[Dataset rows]

──────────

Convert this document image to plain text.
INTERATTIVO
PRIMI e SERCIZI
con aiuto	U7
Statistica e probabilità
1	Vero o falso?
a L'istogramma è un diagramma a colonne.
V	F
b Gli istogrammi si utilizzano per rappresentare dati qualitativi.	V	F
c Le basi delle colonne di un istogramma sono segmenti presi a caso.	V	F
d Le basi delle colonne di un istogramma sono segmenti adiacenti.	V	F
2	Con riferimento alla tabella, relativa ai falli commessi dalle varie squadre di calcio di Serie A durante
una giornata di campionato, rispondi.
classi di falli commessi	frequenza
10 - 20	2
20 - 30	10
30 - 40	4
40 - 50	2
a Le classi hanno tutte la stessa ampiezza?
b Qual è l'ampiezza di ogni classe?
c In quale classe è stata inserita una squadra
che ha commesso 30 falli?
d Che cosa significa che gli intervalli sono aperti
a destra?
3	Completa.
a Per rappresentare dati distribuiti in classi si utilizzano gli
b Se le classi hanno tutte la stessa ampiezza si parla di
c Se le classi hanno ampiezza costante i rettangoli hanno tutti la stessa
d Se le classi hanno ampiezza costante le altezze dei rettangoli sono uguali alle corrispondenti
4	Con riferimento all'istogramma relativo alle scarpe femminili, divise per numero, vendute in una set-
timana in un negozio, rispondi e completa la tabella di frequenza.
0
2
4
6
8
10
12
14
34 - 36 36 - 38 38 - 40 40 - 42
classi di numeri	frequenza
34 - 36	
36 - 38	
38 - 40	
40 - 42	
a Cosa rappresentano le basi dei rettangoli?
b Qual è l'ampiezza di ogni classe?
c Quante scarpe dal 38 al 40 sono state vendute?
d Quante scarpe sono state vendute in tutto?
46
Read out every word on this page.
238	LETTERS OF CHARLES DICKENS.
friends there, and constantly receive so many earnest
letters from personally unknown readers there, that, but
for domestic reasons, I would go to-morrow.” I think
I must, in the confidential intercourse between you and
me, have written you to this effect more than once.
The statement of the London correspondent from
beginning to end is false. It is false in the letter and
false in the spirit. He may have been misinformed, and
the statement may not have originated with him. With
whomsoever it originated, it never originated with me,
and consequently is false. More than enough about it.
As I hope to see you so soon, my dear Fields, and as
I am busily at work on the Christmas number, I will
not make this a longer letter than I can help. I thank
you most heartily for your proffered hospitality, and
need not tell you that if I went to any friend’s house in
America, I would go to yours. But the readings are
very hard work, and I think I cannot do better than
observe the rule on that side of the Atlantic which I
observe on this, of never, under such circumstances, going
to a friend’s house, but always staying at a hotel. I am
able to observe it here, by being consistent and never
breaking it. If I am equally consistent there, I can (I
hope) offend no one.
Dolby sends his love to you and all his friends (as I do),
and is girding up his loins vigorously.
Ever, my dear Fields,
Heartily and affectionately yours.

──────────

▶ **Instruction**: Using the data above, return each line exactly as written.

▶ **Result of this exercise**:
Convert this document image to plain text.
INTERATTIVO
PRIMI e SERCIZI
con aiuto	U7
Statistica e probabilità
1	Vero o falso?
a L'istogramma è un diagramma a colonne.
V	F
b Gli istogrammi si utilizzano per rappresentare dati qualitativi.	V	F
c Le basi delle colonne di un istogramma sono segmenti presi a caso.	V	F
d Le basi delle colonne di un istogramma sono segmenti adiacenti.	V	F
2	Con riferimento alla tabella, relativa ai falli commessi dalle varie squadre di calcio di Serie A durante
una giornata di campionato, rispondi.
classi di falli commessi	frequenza
10 - 20	2
20 - 30	10
30 - 40	4
40 - 50	2
a Le classi hanno tutte la stessa ampiezza?
b Qual è l'ampiezza di ogni classe?
c In quale classe è stata inserita una squadra
che ha commesso 30 falli?
d Che cosa significa che gli intervalli sono aperti
a destra?
3	Completa.
a Per rappresentare dati distribuiti in classi si utilizzano gli
b Se le classi hanno tutte la stessa ampiezza si parla di
c Se le classi hanno ampiezza costante i rettangoli hanno tutti la stessa
d Se le classi hanno ampiezza costante le altezze dei rettangoli sono uguali alle corrispondenti
4	Con riferimento all'istogramma relativo alle scarpe femminili, divise per numero, vendute in una set-
timana in un negozio, rispondi e completa la tabella di frequenza.
0
2
4
6
8
10
12
14
34 - 36 36 - 38 38 - 40 40 - 42
classi di numeri	frequenza
34 - 36	
36 - 38	
38 - 40	
40 - 42	
a Cosa rappresentano le basi dei rettangoli?
b Qual è l'ampiezza di ogni classe?
c Quante scarpe dal 38 al 40 sono state vendute?
d Quante scarpe sono state vendute in tutto?
46
Read out every word on this page.
238	LETTERS OF CHARLES DICKENS.
friends there, and constantly receive so many earnest
letters from personally unknown readers there, that, but
for domestic reasons, I would go to-morrow.” I think
I must, in the confidential intercourse between you and
me, have written you to this effect more than once.
The statement of the London correspondent from
beginning to end is false. It is false in the letter and
false in the spirit. He may have been misinformed, and
the statement may not have originated with him. With
whomsoever it originated, it never originated with me,
and consequently is false. More than enough about it.
As I hope to see you so soon, my dear Fields, and as
I am busily at work on the Christmas number, I will
not make this a longer letter than I can help. I thank
you most heartily for your proffered hospitality, and
need not tell you that if I went to any friend’s house in
America, I would go to yours. But the readings are
very hard work, and I think I cannot do better than
observe the rule on that side of the Atlantic which I
observe on this, of never, under such circumstances, going
to a friend’s house, but always staying at a hotel. I am
able to observe it here, by being consistent and never
breaking it. If I am equally consistent there, I can (I
hope) offend no one.
Dolby sends his love to you and all his friends (as I do),
and is girding up his loins vigorously.
Ever, my dear Fields,
Heartily and affectionately yours.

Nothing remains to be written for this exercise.